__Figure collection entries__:
• • • • • • •
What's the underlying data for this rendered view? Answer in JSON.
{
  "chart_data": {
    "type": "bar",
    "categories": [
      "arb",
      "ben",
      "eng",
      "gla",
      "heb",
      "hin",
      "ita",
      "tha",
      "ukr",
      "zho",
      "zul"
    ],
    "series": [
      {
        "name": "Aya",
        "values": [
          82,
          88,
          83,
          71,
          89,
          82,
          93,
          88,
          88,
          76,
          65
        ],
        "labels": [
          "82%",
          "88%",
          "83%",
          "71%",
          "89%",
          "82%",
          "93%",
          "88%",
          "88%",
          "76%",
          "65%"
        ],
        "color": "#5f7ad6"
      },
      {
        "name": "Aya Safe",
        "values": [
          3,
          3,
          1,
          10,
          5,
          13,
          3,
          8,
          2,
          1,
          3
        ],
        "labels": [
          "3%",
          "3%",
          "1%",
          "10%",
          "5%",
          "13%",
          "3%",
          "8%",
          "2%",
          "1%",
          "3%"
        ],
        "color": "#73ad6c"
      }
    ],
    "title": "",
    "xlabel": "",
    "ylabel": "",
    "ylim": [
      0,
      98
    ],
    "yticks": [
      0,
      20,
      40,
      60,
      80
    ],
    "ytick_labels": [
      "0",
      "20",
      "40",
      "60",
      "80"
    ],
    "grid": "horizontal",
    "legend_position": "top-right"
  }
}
• • • • • • •
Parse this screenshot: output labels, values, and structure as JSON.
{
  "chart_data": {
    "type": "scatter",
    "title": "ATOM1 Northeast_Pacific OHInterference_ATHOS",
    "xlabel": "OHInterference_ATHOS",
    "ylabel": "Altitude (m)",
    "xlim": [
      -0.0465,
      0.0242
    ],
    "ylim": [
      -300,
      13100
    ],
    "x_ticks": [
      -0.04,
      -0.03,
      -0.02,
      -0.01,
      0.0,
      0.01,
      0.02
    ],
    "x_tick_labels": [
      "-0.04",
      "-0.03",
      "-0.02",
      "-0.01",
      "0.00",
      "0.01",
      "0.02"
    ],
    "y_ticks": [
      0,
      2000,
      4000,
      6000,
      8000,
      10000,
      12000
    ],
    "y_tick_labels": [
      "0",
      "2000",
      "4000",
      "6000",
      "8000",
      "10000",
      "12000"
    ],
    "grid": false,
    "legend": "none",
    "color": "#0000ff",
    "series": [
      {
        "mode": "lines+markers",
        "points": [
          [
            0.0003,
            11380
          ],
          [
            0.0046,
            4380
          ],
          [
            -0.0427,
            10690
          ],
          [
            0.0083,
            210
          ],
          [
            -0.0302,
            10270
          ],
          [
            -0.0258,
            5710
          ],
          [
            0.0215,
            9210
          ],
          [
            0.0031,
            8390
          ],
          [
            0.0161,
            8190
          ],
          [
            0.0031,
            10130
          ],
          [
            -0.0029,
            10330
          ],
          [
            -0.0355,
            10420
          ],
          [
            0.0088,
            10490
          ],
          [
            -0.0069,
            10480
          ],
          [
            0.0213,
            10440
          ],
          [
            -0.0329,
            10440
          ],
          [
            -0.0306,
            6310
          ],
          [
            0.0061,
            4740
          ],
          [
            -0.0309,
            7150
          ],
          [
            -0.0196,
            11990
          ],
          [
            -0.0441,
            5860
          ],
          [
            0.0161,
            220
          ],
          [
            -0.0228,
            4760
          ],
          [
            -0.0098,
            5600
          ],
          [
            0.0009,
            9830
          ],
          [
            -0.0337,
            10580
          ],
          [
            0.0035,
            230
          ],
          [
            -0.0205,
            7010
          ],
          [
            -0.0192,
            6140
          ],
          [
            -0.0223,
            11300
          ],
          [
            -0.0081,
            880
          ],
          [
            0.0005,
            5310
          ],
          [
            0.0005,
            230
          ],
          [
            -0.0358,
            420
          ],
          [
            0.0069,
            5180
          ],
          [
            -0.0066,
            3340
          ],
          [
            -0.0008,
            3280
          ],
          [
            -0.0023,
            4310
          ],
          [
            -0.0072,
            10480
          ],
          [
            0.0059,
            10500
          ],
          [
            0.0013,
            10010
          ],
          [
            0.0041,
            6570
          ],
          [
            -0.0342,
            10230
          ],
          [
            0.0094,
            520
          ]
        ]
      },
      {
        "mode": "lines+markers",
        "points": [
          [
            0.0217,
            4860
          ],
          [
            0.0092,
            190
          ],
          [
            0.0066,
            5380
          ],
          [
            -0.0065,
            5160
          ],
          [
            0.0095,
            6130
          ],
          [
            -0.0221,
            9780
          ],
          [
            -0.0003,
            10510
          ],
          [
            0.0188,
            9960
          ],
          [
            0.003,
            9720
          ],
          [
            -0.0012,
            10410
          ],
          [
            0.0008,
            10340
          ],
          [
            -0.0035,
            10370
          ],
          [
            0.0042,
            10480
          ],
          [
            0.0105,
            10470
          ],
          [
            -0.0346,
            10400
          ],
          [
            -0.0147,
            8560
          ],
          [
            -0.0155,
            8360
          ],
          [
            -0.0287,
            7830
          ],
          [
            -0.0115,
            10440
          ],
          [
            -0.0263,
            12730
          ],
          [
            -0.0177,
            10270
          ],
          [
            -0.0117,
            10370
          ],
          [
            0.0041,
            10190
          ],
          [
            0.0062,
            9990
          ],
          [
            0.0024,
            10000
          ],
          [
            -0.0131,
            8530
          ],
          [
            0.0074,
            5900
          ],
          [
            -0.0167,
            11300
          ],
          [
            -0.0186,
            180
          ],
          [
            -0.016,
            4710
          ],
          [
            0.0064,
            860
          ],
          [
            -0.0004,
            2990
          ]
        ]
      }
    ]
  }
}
• • • • • • •
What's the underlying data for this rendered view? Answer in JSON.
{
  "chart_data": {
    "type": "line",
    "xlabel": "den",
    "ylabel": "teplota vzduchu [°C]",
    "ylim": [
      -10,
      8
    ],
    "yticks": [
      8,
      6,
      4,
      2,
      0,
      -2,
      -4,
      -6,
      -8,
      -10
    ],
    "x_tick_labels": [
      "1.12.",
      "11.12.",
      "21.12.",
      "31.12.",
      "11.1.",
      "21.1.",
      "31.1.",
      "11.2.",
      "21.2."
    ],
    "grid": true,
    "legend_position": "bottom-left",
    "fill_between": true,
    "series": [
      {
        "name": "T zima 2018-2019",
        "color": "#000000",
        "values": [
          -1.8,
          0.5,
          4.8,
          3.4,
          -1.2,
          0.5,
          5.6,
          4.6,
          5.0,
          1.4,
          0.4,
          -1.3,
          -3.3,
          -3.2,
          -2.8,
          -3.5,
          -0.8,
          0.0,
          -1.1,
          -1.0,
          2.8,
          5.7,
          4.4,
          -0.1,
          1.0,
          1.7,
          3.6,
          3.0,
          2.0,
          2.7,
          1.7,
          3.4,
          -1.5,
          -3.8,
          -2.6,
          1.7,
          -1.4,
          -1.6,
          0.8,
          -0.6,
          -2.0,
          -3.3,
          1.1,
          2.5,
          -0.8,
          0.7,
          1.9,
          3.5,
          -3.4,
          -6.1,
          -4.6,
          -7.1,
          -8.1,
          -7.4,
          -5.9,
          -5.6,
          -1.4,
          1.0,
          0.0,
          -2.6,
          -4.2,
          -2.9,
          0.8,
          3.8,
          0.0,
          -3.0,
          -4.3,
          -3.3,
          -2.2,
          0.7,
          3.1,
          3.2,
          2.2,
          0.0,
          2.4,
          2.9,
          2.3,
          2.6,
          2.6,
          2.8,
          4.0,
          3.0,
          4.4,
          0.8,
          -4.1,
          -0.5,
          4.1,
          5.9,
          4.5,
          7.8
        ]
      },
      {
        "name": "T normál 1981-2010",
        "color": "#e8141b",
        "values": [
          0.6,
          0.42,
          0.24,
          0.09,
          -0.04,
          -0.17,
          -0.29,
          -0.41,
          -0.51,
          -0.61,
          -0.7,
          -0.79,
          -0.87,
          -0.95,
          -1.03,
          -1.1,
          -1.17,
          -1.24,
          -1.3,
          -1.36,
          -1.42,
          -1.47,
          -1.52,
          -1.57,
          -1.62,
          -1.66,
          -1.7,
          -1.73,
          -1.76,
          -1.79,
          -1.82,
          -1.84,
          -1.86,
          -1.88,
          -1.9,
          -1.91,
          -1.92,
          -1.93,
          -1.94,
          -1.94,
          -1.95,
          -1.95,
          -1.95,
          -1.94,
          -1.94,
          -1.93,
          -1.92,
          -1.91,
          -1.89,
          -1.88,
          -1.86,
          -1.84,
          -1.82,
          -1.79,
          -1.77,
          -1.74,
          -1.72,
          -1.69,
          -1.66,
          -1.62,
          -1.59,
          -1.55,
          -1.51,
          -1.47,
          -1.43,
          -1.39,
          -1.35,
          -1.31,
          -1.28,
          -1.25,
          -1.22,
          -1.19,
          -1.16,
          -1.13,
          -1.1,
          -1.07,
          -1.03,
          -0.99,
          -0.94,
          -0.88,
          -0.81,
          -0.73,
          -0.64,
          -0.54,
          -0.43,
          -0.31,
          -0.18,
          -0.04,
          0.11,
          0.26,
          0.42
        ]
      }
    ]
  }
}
• • • • • • •
__What to do__: From the listing, copy every line where the string "grid" appears.

__The result__:
    "grid": "horizontal",
    "grid": false,
    "grid": true,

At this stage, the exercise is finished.